(Stored entries)

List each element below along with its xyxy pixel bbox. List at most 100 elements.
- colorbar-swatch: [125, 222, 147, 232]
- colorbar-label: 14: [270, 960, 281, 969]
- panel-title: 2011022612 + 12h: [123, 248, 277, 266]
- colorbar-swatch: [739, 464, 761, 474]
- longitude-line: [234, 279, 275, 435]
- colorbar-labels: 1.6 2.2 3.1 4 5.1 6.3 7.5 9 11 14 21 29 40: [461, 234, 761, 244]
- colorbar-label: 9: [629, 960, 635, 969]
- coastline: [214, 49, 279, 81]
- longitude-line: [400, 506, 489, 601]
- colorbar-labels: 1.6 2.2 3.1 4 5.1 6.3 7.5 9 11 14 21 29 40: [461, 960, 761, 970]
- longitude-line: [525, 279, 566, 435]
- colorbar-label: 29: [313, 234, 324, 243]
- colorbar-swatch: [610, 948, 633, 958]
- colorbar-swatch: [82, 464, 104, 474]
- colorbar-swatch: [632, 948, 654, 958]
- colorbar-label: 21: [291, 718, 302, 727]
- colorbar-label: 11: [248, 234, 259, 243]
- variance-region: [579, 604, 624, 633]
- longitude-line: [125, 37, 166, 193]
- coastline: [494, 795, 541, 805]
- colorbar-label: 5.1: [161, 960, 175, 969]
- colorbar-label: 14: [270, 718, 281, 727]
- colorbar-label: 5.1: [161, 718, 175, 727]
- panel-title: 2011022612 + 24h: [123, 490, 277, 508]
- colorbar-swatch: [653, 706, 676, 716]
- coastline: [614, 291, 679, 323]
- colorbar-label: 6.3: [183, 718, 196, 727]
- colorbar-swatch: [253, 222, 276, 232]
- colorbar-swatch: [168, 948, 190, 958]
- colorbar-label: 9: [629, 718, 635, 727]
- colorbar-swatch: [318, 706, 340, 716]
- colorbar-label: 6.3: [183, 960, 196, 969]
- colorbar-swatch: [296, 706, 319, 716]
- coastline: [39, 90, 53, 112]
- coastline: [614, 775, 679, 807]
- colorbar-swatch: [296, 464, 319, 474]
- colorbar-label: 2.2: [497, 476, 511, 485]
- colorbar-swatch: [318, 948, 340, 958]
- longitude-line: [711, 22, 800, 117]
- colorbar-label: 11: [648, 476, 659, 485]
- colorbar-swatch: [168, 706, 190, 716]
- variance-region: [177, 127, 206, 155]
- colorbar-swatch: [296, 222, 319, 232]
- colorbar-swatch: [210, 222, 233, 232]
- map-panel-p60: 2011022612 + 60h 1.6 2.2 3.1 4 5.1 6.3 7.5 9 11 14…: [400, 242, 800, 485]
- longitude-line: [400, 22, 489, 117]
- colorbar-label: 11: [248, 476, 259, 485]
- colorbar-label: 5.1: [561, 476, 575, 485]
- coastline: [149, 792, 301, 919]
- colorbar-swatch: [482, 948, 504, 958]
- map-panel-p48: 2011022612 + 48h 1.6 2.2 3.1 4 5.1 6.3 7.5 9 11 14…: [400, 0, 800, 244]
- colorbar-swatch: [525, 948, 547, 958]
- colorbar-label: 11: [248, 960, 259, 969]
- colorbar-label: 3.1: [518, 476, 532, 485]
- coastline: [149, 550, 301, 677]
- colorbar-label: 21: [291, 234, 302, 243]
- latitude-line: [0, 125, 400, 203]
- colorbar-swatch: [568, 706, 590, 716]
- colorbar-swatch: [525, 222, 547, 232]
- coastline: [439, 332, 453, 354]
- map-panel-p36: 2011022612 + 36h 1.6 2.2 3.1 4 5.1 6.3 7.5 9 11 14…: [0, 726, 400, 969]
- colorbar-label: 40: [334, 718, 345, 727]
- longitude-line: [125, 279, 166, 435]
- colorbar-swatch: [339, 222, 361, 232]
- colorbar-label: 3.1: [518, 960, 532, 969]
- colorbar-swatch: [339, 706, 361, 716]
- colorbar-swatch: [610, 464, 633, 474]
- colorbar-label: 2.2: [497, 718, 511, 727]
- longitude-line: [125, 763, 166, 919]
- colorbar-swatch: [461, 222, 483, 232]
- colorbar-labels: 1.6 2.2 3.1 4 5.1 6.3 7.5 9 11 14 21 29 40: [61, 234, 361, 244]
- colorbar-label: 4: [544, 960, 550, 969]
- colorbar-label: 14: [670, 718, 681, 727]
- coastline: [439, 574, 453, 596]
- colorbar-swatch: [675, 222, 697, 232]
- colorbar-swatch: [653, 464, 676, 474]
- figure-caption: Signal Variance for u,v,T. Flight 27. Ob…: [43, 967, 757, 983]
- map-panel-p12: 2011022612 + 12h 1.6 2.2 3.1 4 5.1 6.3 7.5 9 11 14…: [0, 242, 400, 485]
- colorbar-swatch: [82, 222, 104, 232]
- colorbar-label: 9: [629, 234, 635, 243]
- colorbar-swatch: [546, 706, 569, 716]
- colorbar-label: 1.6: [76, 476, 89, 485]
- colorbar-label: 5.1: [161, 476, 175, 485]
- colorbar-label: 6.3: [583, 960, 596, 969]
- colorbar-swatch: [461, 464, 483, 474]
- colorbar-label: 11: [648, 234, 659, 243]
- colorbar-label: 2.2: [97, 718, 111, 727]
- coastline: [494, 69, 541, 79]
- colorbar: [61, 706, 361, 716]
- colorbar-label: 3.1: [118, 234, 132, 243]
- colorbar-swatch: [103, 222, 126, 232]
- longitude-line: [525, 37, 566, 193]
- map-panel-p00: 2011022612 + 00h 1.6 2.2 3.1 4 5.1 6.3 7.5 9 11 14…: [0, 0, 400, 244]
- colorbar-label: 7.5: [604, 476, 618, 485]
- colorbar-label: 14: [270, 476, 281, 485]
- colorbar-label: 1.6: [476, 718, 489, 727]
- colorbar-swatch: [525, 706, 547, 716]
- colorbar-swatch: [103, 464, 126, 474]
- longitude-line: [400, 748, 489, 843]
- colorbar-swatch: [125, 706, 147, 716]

**AIM OF THE EXERCISE**: Put each line of the material above into a Markdown table with the columns Row and Line. Number the rows in order and leave out blank lines.

**EXERCISE SOLUTION**:
| Row | Line |
|---|---|
| 1 | List each element below along with its xyxy pixel bbox. List at most 100 elements. |
| 2 | - colorbar-swatch: [125, 222, 147, 232] |
| 3 | - colorbar-label: 14: [270, 960, 281, 969] |
| 4 | - panel-title: 2011022612 + 12h: [123, 248, 277, 266] |
| 5 | - colorbar-swatch: [739, 464, 761, 474] |
| 6 | - longitude-line: [234, 279, 275, 435] |
| 7 | - colorbar-labels: 1.6 2.2 3.1 4 5.1 6.3 7.5 9 11 14 21 29 40: [461, 234, 761, 244] |
| 8 | - colorbar-label: 9: [629, 960, 635, 969] |
| 9 | - coastline: [214, 49, 279, 81] |
| 10 | - longitude-line: [400, 506, 489, 601] |
| 11 | - colorbar-labels: 1.6 2.2 3.1 4 5.1 6.3 7.5 9 11 14 21 29 40: [461, 960, 761, 970] |
| 12 | - longitude-line: [525, 279, 566, 435] |
| 13 | - colorbar-label: 29: [313, 234, 324, 243] |
| 14 | - colorbar-swatch: [610, 948, 633, 958] |
| 15 | - colorbar-swatch: [82, 464, 104, 474] |
| 16 | - colorbar-swatch: [632, 948, 654, 958] |
| 17 | - colorbar-label: 21: [291, 718, 302, 727] |
| 18 | - colorbar-label: 11: [248, 234, 259, 243] |
| 19 | - variance-region: [579, 604, 624, 633] |
| 20 | - longitude-line: [125, 37, 166, 193] |
| 21 | - coastline: [494, 795, 541, 805] |
| 22 | - colorbar-label: 5.1: [161, 960, 175, 969] |
| 23 | - colorbar-label: 14: [270, 718, 281, 727] |
| 24 | - colorbar-label: 5.1: [161, 718, 175, 727] |
| 25 | - panel-title: 2011022612 + 24h: [123, 490, 277, 508] |
| 26 | - colorbar-swatch: [653, 706, 676, 716] |
| 27 | - coastline: [614, 291, 679, 323] |
| 28 | - colorbar-label: 6.3: [183, 718, 196, 727] |
| 29 | - colorbar-swatch: [253, 222, 276, 232] |
| 30 | - colorbar-swatch: [168, 948, 190, 958] |
| 31 | - colorbar-label: 9: [629, 718, 635, 727] |
| 32 | - colorbar-swatch: [318, 706, 340, 716] |
| 33 | - colorbar-label: 6.3: [183, 960, 196, 969] |
| 34 | - colorbar-swatch: [296, 706, 319, 716] |
| 35 | - coastline: [39, 90, 53, 112] |
| 36 | - coastline: [614, 775, 679, 807] |
| 37 | - colorbar-swatch: [296, 464, 319, 474] |
| 38 | - colorbar-label: 2.2: [497, 476, 511, 485] |
| 39 | - colorbar-swatch: [318, 948, 340, 958] |
| 40 | - longitude-line: [711, 22, 800, 117] |
| 41 | - colorbar-label: 11: [648, 476, 659, 485] |
| 42 | - colorbar-swatch: [168, 706, 190, 716] |
| 43 | - variance-region: [177, 127, 206, 155] |
| 44 | - colorbar-swatch: [296, 222, 319, 232] |
| 45 | - colorbar-swatch: [210, 222, 233, 232] |
| 46 | - map-panel-p60: 2011022612 + 60h 1.6 2.2 3.1 4 5.1 6.3 7.5 9 11 14…: [400, 242, 800, 485] |
| 47 | - longitude-line: [400, 22, 489, 117] |
| 48 | - colorbar-label: 11: [248, 476, 259, 485] |
| 49 | - colorbar-label: 5.1: [561, 476, 575, 485] |
| 50 | - coastline: [149, 792, 301, 919] |
| 51 | - colorbar-swatch: [482, 948, 504, 958] |
| 52 | - map-panel-p48: 2011022612 + 48h 1.6 2.2 3.1 4 5.1 6.3 7.5 9 11 14…: [400, 0, 800, 244] |
| 53 | - colorbar-swatch: [525, 948, 547, 958] |
| 54 | - colorbar-label: 11: [248, 960, 259, 969] |
| 55 | - colorbar-label: 3.1: [518, 476, 532, 485] |
| 56 | - coastline: [149, 550, 301, 677] |
| 57 | - colorbar-label: 21: [291, 234, 302, 243] |
| 58 | - latitude-line: [0, 125, 400, 203] |
| 59 | - colorbar-swatch: [568, 706, 590, 716] |
| 60 | - colorbar-swatch: [525, 222, 547, 232] |
| 61 | - coastline: [439, 332, 453, 354] |
| 62 | - map-panel-p36: 2011022612 + 36h 1.6 2.2 3.1 4 5.1 6.3 7.5 9 11 14…: [0, 726, 400, 969] |
| 63 | - colorbar-label: 40: [334, 718, 345, 727] |
| 64 | - longitude-line: [125, 279, 166, 435] |
| 65 | - colorbar-swatch: [339, 222, 361, 232] |
| 66 | - colorbar-label: 3.1: [518, 960, 532, 969] |
| 67 | - colorbar-swatch: [339, 706, 361, 716] |
| 68 | - colorbar-swatch: [610, 464, 633, 474] |
| 69 | - colorbar-label: 2.2: [497, 718, 511, 727] |
| 70 | - longitude-line: [125, 763, 166, 919] |
| 71 | - colorbar-swatch: [461, 222, 483, 232] |
| 72 | - colorbar-labels: 1.6 2.2 3.1 4 5.1 6.3 7.5 9 11 14 21 29 40: [61, 234, 361, 244] |
| 73 | - colorbar-label: 4: [544, 960, 550, 969] |
| 74 | - colorbar-label: 14: [670, 718, 681, 727] |
| 75 | - coastline: [439, 574, 453, 596] |
| 76 | - colorbar-swatch: [675, 222, 697, 232] |
| 77 | - colorbar-swatch: [653, 464, 676, 474] |
| 78 | - figure-caption: Signal Variance for u,v,T. Flight 27. Ob…: [43, 967, 757, 983] |
| 79 | - map-panel-p12: 2011022612 + 12h 1.6 2.2 3.1 4 5.1 6.3 7.5 9 11 14…: [0, 242, 400, 485] |
| 80 | - colorbar-swatch: [82, 222, 104, 232] |
| 81 | - colorbar-label: 9: [629, 234, 635, 243] |
| 82 | - colorbar-swatch: [546, 706, 569, 716] |
| 83 | - colorbar-label: 1.6: [76, 476, 89, 485] |
| 84 | - colorbar-label: 5.1: [161, 476, 175, 485] |
| 85 | - colorbar-label: 6.3: [583, 960, 596, 969] |
| 86 | - colorbar-swatch: [461, 464, 483, 474] |
| 87 | - colorbar-label: 11: [648, 234, 659, 243] |
| 88 | - colorbar-label: 2.2: [97, 718, 111, 727] |
| 89 | - coastline: [494, 69, 541, 79] |
| 90 | - colorbar: [61, 706, 361, 716] |
| 91 | - colorbar-label: 3.1: [118, 234, 132, 243] |
| 92 | - colorbar-swatch: [103, 222, 126, 232] |
| 93 | - longitude-line: [525, 37, 566, 193] |
| 94 | - map-panel-p00: 2011022612 + 00h 1.6 2.2 3.1 4 5.1 6.3 7.5 9 11 14…: [0, 0, 400, 244] |
| 95 | - colorbar-label: 7.5: [604, 476, 618, 485] |
| 96 | - colorbar-label: 14: [270, 476, 281, 485] |
| 97 | - colorbar-label: 1.6: [476, 718, 489, 727] |
| 98 | - colorbar-swatch: [525, 706, 547, 716] |
| 99 | - colorbar-swatch: [103, 464, 126, 474] |
| 100 | - longitude-line: [400, 748, 489, 843] |
| 101 | - colorbar-swatch: [125, 706, 147, 716] |